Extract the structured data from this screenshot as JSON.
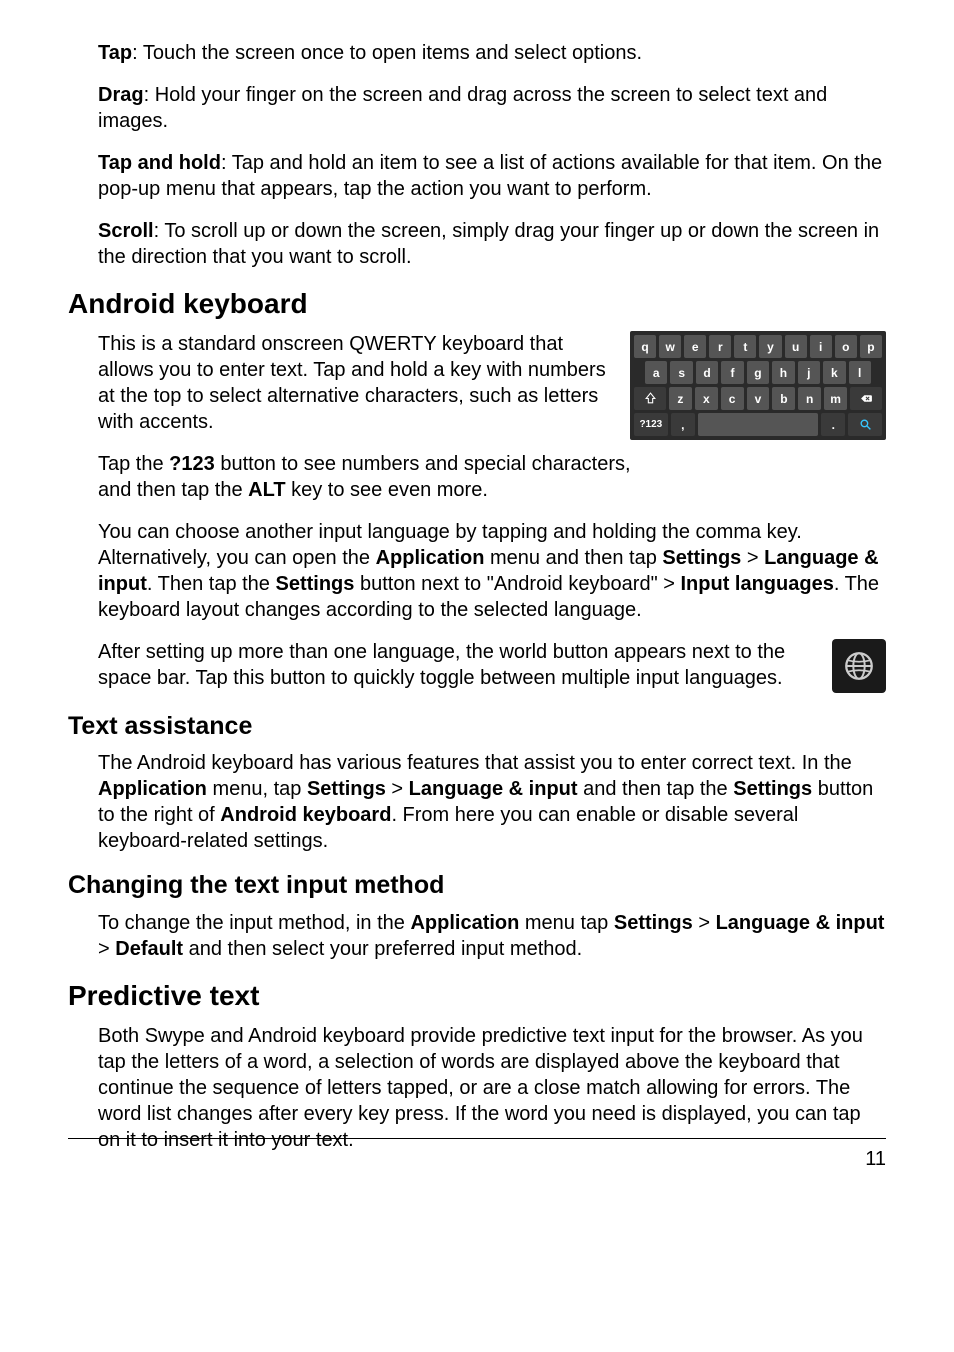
{
  "gestures": {
    "tap": {
      "term": "Tap",
      "desc": ": Touch the screen once to open items and select options."
    },
    "drag": {
      "term": "Drag",
      "desc": ": Hold your finger on the screen and drag across the screen to select text and images."
    },
    "taphold": {
      "term": "Tap and hold",
      "desc": ": Tap and hold an item to see a list of actions available for that item. On the pop-up menu that appears, tap the action you want to perform."
    },
    "scroll": {
      "term": "Scroll",
      "desc": ": To scroll up or down the screen, simply drag your finger up or down the screen in the direction that you want to scroll."
    }
  },
  "androidkb": {
    "heading": "Android keyboard",
    "p1": "This is a standard onscreen QWERTY keyboard that allows you to enter text. Tap and hold a key with numbers at the top to select alternative characters, such as letters with accents.",
    "p2a": "Tap the ",
    "p2b": "?123",
    "p2c": " button to see numbers and special characters, and then tap the ",
    "p2d": "ALT",
    "p2e": " key to see even more.",
    "p3a": "You can choose another input language by tapping and holding the comma key. Alternatively, you can open the ",
    "p3b": "Application",
    "p3c": " menu and then tap ",
    "p3d": "Settings",
    "p3e": " > ",
    "p3f": "Language & input",
    "p3g": ". Then tap the ",
    "p3h": "Settings",
    "p3i": " button next to \"Android keyboard\" > ",
    "p3j": "Input languages",
    "p3k": ". The keyboard layout changes according to the selected language.",
    "p4": "After setting up more than one language, the world button appears next to the space bar. Tap this button to quickly toggle between multiple input languages."
  },
  "textassist": {
    "heading": "Text assistance",
    "p1a": "The Android keyboard has various features that assist you to enter correct text. In the ",
    "p1b": "Application",
    "p1c": " menu, tap ",
    "p1d": "Settings",
    "p1e": " > ",
    "p1f": "Language & input",
    "p1g": " and then tap the ",
    "p1h": "Settings",
    "p1i": " button to the right of ",
    "p1j": "Android keyboard",
    "p1k": ". From here you can enable or disable several keyboard-related settings."
  },
  "changeinput": {
    "heading": "Changing the text input method",
    "p1a": "To change the input method, in the ",
    "p1b": "Application",
    "p1c": " menu tap ",
    "p1d": "Settings",
    "p1e": " > ",
    "p1f": "Language & input",
    "p1g": " > ",
    "p1h": "Default",
    "p1i": " and then select your preferred input method."
  },
  "predictive": {
    "heading": "Predictive text",
    "p1": "Both Swype and Android keyboard provide predictive text input for the browser. As you tap the letters of a word, a selection of words are displayed above the keyboard that continue the sequence of letters tapped, or are a close match allowing for errors. The word list changes after every key press. If the word you need is displayed, you can tap on it to insert it into your text."
  },
  "kbd": {
    "row1": [
      "q",
      "w",
      "e",
      "r",
      "t",
      "y",
      "u",
      "i",
      "o",
      "p"
    ],
    "row2": [
      "a",
      "s",
      "d",
      "f",
      "g",
      "h",
      "j",
      "k",
      "l"
    ],
    "row3": [
      "z",
      "x",
      "c",
      "v",
      "b",
      "n",
      "m"
    ],
    "numkey": "?123",
    "comma": ",",
    "period": "."
  },
  "page_number": "11"
}
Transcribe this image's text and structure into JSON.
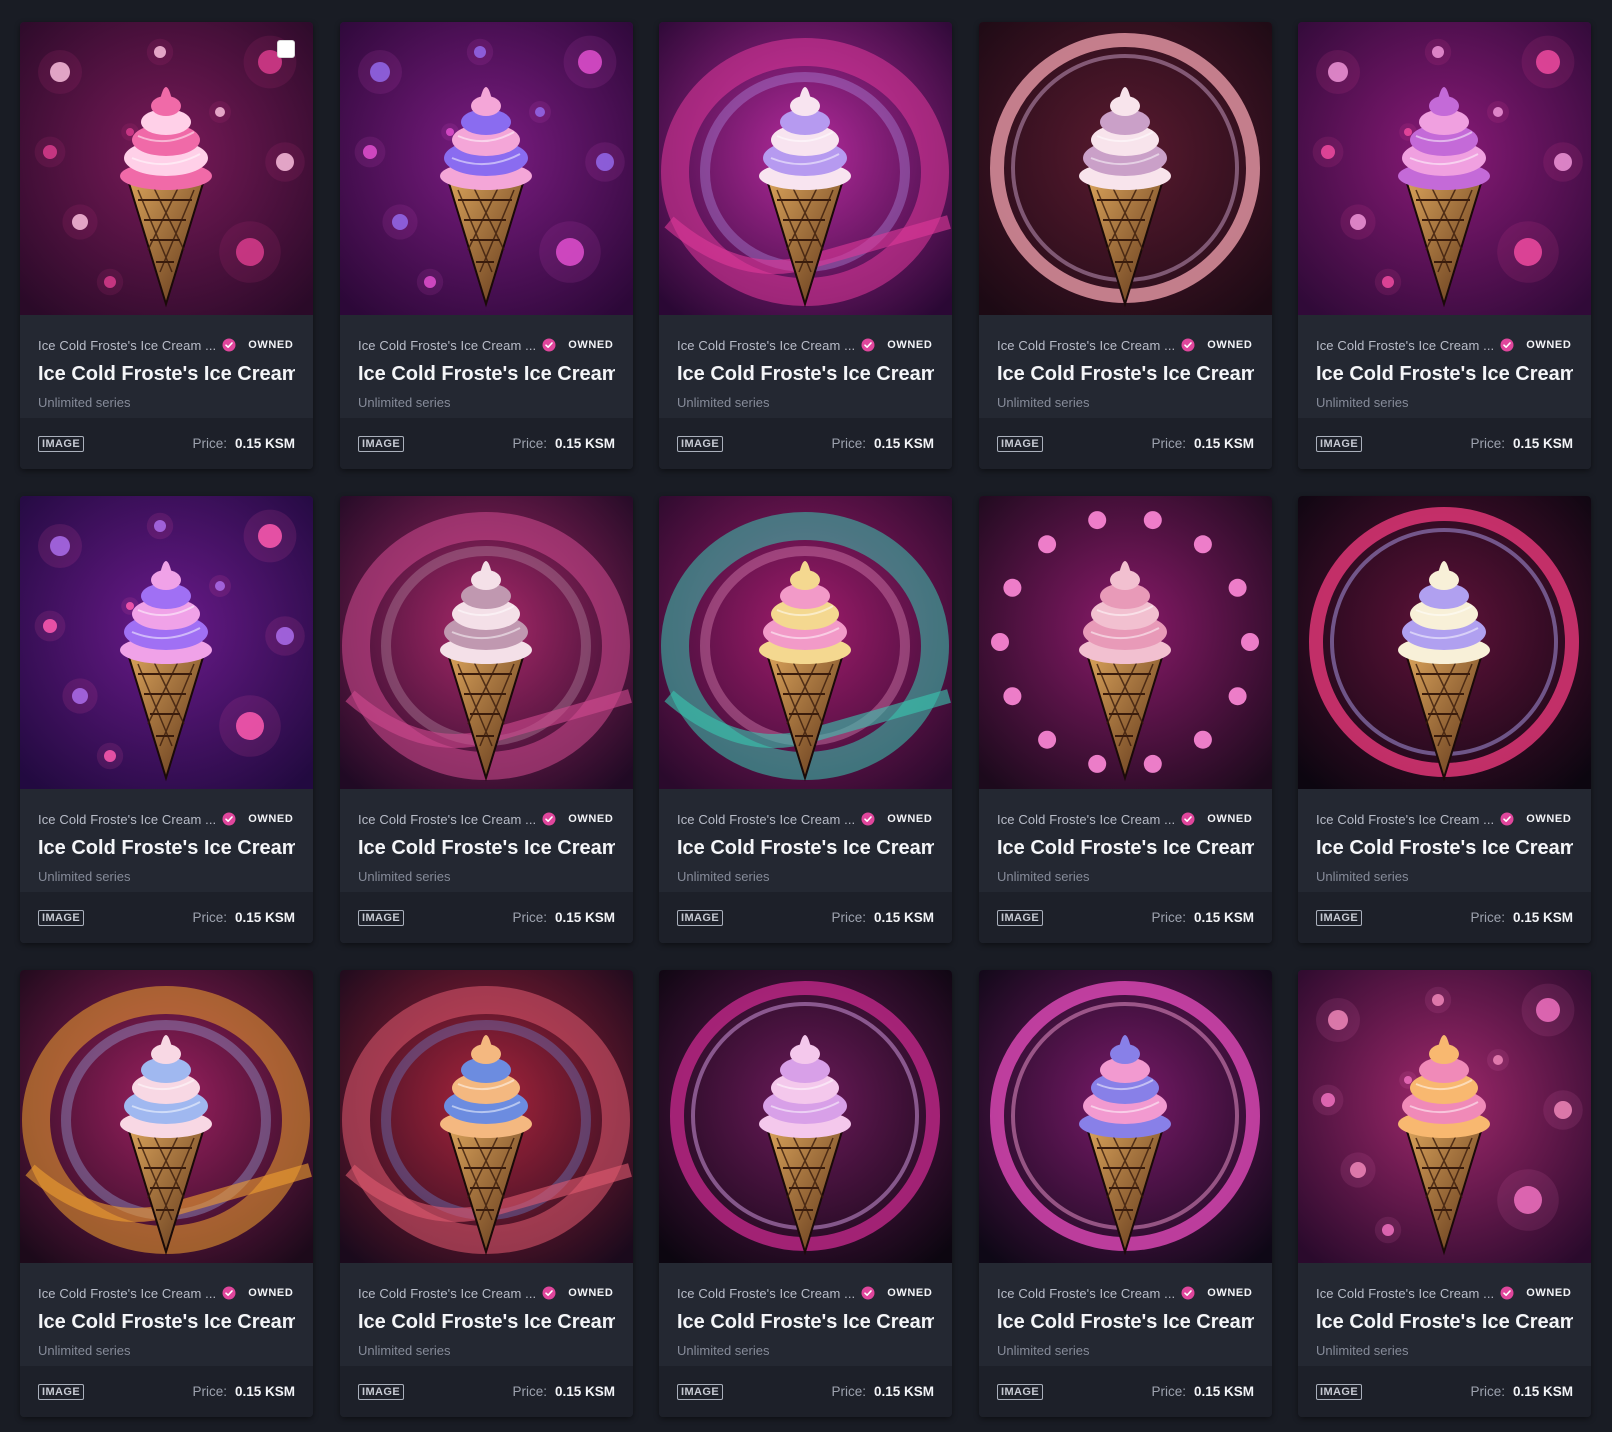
== == ==
Identify every line holding the word "enter" and copy it out.

    "p1": "This is a standard onscreen QWERTY keyboard that allows you to enter text. Tap and hold a key with numbers at the top to select alternative characters, such as letters with accents.",
    "p1a": "The Android keyboard has various features that assist you to enter correct text. In the ",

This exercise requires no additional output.